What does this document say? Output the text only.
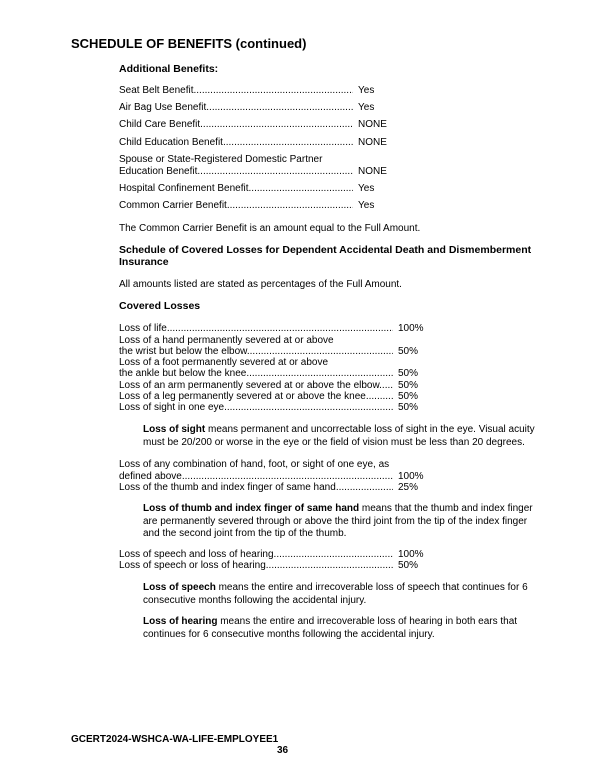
SCHEDULE OF BENEFITS (continued)
Additional Benefits:
Seat Belt Benefit .....	Yes
Air Bag Use Benefit .....	Yes
Child Care Benefit .....	NONE
Child Education Benefit .....	NONE
Spouse or State-Registered Domestic Partner
Education Benefit .....	NONE
Hospital Confinement Benefit .....	Yes
Common Carrier Benefit .....	Yes
The Common Carrier Benefit is an amount equal to the Full Amount.
Schedule of Covered Losses for Dependent Accidental Death and Dismemberment
Insurance
All amounts listed are stated as percentages of the Full Amount.
Covered Losses
Loss of life .....	100%
Loss of a hand permanently severed at or above
the wrist but below the elbow .....	50%
Loss of a foot permanently severed at or above
the ankle but below the knee .....	50%
Loss of an arm permanently severed at or above the elbow .....	50%
Loss of a leg permanently severed at or above the knee .....	50%
Loss of sight in one eye .....	50%
Loss of sight means permanent and uncorrectable loss of sight in the eye. Visual acuity must be 20/200 or worse in the eye or the field of vision must be less than 20 degrees.
Loss of any combination of hand, foot, or sight of one eye, as
defined above .....	100%
Loss of the thumb and index finger of same hand .....	25%
Loss of thumb and index finger of same hand means that the thumb and index finger are permanently severed through or above the third joint from the tip of the index finger and the second joint from the tip of the thumb.
Loss of speech and loss of hearing .....	100%
Loss of speech or loss of hearing .....	50%
Loss of speech means the entire and irrecoverable loss of speech that continues for 6 consecutive months following the accidental injury.
Loss of hearing means the entire and irrecoverable loss of hearing in both ears that continues for 6 consecutive months following the accidental injury.
GCERT2024-WSHCA-WA-LIFE-EMPLOYEE1
36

####################

- _SHORT PROBLEM_
Search the lines for the word "consecutive" and report how many contain it, by number only.

- _IN RESPONSE_
2